Challenge ::
Can you output the records below exactly as they are written?

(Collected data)
——————————
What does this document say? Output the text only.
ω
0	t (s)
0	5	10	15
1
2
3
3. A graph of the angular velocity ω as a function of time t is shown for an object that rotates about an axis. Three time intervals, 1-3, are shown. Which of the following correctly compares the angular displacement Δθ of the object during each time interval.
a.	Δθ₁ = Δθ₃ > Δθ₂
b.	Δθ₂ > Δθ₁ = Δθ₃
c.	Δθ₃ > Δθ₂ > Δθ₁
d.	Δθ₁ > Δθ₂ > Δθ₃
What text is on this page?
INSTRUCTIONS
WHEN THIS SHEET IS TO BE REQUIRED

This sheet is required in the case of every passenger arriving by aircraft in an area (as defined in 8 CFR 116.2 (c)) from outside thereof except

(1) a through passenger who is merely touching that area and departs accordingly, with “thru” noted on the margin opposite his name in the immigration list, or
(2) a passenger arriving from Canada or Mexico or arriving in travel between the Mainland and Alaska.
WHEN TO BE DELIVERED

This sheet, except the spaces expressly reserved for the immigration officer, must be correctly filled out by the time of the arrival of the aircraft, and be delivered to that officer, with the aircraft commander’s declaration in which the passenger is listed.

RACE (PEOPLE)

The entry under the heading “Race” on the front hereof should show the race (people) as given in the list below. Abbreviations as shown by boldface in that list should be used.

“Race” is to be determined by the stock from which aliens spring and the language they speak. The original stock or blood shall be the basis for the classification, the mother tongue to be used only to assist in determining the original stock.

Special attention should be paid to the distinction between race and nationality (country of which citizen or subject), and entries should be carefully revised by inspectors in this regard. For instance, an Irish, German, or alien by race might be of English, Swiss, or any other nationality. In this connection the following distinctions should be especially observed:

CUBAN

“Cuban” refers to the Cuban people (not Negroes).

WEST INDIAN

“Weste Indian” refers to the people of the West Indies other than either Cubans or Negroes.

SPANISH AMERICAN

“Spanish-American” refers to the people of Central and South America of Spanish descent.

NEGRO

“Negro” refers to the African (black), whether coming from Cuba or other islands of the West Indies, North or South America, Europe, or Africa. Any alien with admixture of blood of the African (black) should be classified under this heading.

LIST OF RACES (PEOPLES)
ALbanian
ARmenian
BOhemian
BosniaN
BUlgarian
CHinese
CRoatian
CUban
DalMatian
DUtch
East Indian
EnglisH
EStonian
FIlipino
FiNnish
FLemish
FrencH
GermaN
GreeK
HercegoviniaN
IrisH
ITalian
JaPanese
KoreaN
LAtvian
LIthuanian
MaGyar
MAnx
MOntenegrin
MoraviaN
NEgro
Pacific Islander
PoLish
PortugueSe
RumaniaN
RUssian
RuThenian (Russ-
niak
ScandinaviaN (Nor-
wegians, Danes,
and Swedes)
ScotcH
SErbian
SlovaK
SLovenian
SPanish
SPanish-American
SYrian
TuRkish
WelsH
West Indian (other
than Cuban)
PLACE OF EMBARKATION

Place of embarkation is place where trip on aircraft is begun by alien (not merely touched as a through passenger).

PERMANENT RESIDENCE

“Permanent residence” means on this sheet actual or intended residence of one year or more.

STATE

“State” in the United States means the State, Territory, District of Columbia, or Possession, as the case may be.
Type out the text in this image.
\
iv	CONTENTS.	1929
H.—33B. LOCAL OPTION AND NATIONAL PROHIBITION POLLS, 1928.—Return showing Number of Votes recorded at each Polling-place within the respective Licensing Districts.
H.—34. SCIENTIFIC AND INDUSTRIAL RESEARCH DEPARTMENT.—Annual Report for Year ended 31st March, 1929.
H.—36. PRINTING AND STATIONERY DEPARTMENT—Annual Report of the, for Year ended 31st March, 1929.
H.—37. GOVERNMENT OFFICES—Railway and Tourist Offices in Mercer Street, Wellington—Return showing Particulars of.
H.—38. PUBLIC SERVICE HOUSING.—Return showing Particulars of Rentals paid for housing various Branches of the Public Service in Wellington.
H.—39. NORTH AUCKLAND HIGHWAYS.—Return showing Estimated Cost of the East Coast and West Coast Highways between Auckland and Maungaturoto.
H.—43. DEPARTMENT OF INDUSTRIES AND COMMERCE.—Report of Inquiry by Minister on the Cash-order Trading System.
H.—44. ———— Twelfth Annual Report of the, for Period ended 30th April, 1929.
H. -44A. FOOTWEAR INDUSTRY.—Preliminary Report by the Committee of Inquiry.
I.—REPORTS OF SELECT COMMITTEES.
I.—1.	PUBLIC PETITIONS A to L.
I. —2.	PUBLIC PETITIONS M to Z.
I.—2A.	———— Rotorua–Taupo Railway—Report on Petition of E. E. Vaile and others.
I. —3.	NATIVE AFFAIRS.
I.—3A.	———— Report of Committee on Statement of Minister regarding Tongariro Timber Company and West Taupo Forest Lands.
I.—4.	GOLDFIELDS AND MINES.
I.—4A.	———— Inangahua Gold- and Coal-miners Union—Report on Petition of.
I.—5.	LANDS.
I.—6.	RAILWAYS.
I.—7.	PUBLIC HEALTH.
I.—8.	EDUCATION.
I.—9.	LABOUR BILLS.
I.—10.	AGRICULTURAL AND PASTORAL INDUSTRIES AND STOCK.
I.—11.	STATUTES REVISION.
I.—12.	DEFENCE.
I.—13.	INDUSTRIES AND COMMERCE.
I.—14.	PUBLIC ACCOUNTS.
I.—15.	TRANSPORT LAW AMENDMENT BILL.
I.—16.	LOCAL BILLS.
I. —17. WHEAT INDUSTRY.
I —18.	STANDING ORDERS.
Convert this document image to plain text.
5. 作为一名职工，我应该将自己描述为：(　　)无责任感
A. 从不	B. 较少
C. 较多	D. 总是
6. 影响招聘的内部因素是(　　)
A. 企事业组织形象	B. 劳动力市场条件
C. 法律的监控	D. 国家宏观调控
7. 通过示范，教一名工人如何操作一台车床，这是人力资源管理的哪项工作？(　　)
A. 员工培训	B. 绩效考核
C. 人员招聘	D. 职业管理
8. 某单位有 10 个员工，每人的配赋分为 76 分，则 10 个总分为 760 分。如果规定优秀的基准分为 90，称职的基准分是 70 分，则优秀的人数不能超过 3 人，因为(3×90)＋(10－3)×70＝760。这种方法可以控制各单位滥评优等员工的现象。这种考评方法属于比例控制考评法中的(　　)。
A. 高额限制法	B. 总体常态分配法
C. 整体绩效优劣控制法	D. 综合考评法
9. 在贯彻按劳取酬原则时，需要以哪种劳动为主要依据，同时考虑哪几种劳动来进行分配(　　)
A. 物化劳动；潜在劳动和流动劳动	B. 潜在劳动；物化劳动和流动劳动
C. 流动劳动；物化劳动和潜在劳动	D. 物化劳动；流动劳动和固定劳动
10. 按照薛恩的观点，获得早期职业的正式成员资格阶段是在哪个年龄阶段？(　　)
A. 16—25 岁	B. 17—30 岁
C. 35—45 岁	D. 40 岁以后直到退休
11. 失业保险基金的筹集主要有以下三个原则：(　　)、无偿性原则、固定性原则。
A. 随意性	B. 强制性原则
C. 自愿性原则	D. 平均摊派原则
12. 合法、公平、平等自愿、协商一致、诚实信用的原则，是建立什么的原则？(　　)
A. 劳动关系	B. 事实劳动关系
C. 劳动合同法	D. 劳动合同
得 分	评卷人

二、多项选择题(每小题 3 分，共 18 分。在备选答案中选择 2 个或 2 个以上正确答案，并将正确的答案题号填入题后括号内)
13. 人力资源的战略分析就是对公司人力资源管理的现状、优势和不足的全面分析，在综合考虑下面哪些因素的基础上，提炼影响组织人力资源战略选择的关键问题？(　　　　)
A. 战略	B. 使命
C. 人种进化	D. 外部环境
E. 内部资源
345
——————————
Exercise response ::
What does this document say? Output the text only.
ω
0	t (s)
0	5	10	15
1
2
3
3. A graph of the angular velocity ω as a function of time t is shown for an object that rotates about an axis. Three time intervals, 1-3, are shown. Which of the following correctly compares the angular displacement Δθ of the object during each time interval.
a.	Δθ₁ = Δθ₃ > Δθ₂
b.	Δθ₂ > Δθ₁ = Δθ₃
c.	Δθ₃ > Δθ₂ > Δθ₁
d.	Δθ₁ > Δθ₂ > Δθ₃
What text is on this page?
INSTRUCTIONS
WHEN THIS SHEET IS TO BE REQUIRED

This sheet is required in the case of every passenger arriving by aircraft in an area (as defined in 8 CFR 116.2 (c)) from outside thereof except

(1) a through passenger who is merely touching that area and departs accordingly, with “thru” noted on the margin opposite his name in the immigration list, or
(2) a passenger arriving from Canada or Mexico or arriving in travel between the Mainland and Alaska.
WHEN TO BE DELIVERED

This sheet, except the spaces expressly reserved for the immigration officer, must be correctly filled out by the time of the arrival of the aircraft, and be delivered to that officer, with the aircraft commander’s declaration in which the passenger is listed.

RACE (PEOPLE)

The entry under the heading “Race” on the front hereof should show the race (people) as given in the list below. Abbreviations as shown by boldface in that list should be used.

“Race” is to be determined by the stock from which aliens spring and the language they speak. The original stock or blood shall be the basis for the classification, the mother tongue to be used only to assist in determining the original stock.

Special attention should be paid to the distinction between race and nationality (country of which citizen or subject), and entries should be carefully revised by inspectors in this regard. For instance, an Irish, German, or alien by race might be of English, Swiss, or any other nationality. In this connection the following distinctions should be especially observed:

CUBAN

“Cuban” refers to the Cuban people (not Negroes).

WEST INDIAN

“Weste Indian” refers to the people of the West Indies other than either Cubans or Negroes.

SPANISH AMERICAN

“Spanish-American” refers to the people of Central and South America of Spanish descent.

NEGRO

“Negro” refers to the African (black), whether coming from Cuba or other islands of the West Indies, North or South America, Europe, or Africa. Any alien with admixture of blood of the African (black) should be classified under this heading.

LIST OF RACES (PEOPLES)
ALbanian
ARmenian
BOhemian
BosniaN
BUlgarian
CHinese
CRoatian
CUban
DalMatian
DUtch
East Indian
EnglisH
EStonian
FIlipino
FiNnish
FLemish
FrencH
GermaN
GreeK
HercegoviniaN
IrisH
ITalian
JaPanese
KoreaN
LAtvian
LIthuanian
MaGyar
MAnx
MOntenegrin
MoraviaN
NEgro
Pacific Islander
PoLish
PortugueSe
RumaniaN
RUssian
RuThenian (Russ-
niak
ScandinaviaN (Nor-
wegians, Danes,
and Swedes)
ScotcH
SErbian
SlovaK
SLovenian
SPanish
SPanish-American
SYrian
TuRkish
WelsH
West Indian (other
than Cuban)
PLACE OF EMBARKATION

Place of embarkation is place where trip on aircraft is begun by alien (not merely touched as a through passenger).

PERMANENT RESIDENCE

“Permanent residence” means on this sheet actual or intended residence of one year or more.

STATE

“State” in the United States means the State, Territory, District of Columbia, or Possession, as the case may be.
Type out the text in this image.
\
iv	CONTENTS.	1929
H.—33B. LOCAL OPTION AND NATIONAL PROHIBITION POLLS, 1928.—Return showing Number of Votes recorded at each Polling-place within the respective Licensing Districts.
H.—34. SCIENTIFIC AND INDUSTRIAL RESEARCH DEPARTMENT.—Annual Report for Year ended 31st March, 1929.
H.—36. PRINTING AND STATIONERY DEPARTMENT—Annual Report of the, for Year ended 31st March, 1929.
H.—37. GOVERNMENT OFFICES—Railway and Tourist Offices in Mercer Street, Wellington—Return showing Particulars of.
H.—38. PUBLIC SERVICE HOUSING.—Return showing Particulars of Rentals paid for housing various Branches of the Public Service in Wellington.
H.—39. NORTH AUCKLAND HIGHWAYS.—Return showing Estimated Cost of the East Coast and West Coast Highways between Auckland and Maungaturoto.
H.—43. DEPARTMENT OF INDUSTRIES AND COMMERCE.—Report of Inquiry by Minister on the Cash-order Trading System.
H.—44. ———— Twelfth Annual Report of the, for Period ended 30th April, 1929.
H. -44A. FOOTWEAR INDUSTRY.—Preliminary Report by the Committee of Inquiry.
I.—REPORTS OF SELECT COMMITTEES.
I.—1.	PUBLIC PETITIONS A to L.
I. —2.	PUBLIC PETITIONS M to Z.
I.—2A.	———— Rotorua–Taupo Railway—Report on Petition of E. E. Vaile and others.
I. —3.	NATIVE AFFAIRS.
I.—3A.	———— Report of Committee on Statement of Minister regarding Tongariro Timber Company and West Taupo Forest Lands.
I.—4.	GOLDFIELDS AND MINES.
I.—4A.	———— Inangahua Gold- and Coal-miners Union—Report on Petition of.
I.—5.	LANDS.
I.—6.	RAILWAYS.
I.—7.	PUBLIC HEALTH.
I.—8.	EDUCATION.
I.—9.	LABOUR BILLS.
I.—10.	AGRICULTURAL AND PASTORAL INDUSTRIES AND STOCK.
I.—11.	STATUTES REVISION.
I.—12.	DEFENCE.
I.—13.	INDUSTRIES AND COMMERCE.
I.—14.	PUBLIC ACCOUNTS.
I.—15.	TRANSPORT LAW AMENDMENT BILL.
I.—16.	LOCAL BILLS.
I. —17. WHEAT INDUSTRY.
I —18.	STANDING ORDERS.
Convert this document image to plain text.
5. 作为一名职工，我应该将自己描述为：(　　)无责任感
A. 从不	B. 较少
C. 较多	D. 总是
6. 影响招聘的内部因素是(　　)
A. 企事业组织形象	B. 劳动力市场条件
C. 法律的监控	D. 国家宏观调控
7. 通过示范，教一名工人如何操作一台车床，这是人力资源管理的哪项工作？(　　)
A. 员工培训	B. 绩效考核
C. 人员招聘	D. 职业管理
8. 某单位有 10 个员工，每人的配赋分为 76 分，则 10 个总分为 760 分。如果规定优秀的基准分为 90，称职的基准分是 70 分，则优秀的人数不能超过 3 人，因为(3×90)＋(10－3)×70＝760。这种方法可以控制各单位滥评优等员工的现象。这种考评方法属于比例控制考评法中的(　　)。
A. 高额限制法	B. 总体常态分配法
C. 整体绩效优劣控制法	D. 综合考评法
9. 在贯彻按劳取酬原则时，需要以哪种劳动为主要依据，同时考虑哪几种劳动来进行分配(　　)
A. 物化劳动；潜在劳动和流动劳动	B. 潜在劳动；物化劳动和流动劳动
C. 流动劳动；物化劳动和潜在劳动	D. 物化劳动；流动劳动和固定劳动
10. 按照薛恩的观点，获得早期职业的正式成员资格阶段是在哪个年龄阶段？(　　)
A. 16—25 岁	B. 17—30 岁
C. 35—45 岁	D. 40 岁以后直到退休
11. 失业保险基金的筹集主要有以下三个原则：(　　)、无偿性原则、固定性原则。
A. 随意性	B. 强制性原则
C. 自愿性原则	D. 平均摊派原则
12. 合法、公平、平等自愿、协商一致、诚实信用的原则，是建立什么的原则？(　　)
A. 劳动关系	B. 事实劳动关系
C. 劳动合同法	D. 劳动合同
得 分	评卷人

二、多项选择题(每小题 3 分，共 18 分。在备选答案中选择 2 个或 2 个以上正确答案，并将正确的答案题号填入题后括号内)
13. 人力资源的战略分析就是对公司人力资源管理的现状、优势和不足的全面分析，在综合考虑下面哪些因素的基础上，提炼影响组织人力资源战略选择的关键问题？(　　　　)
A. 战略	B. 使命
C. 人种进化	D. 外部环境
E. 内部资源
345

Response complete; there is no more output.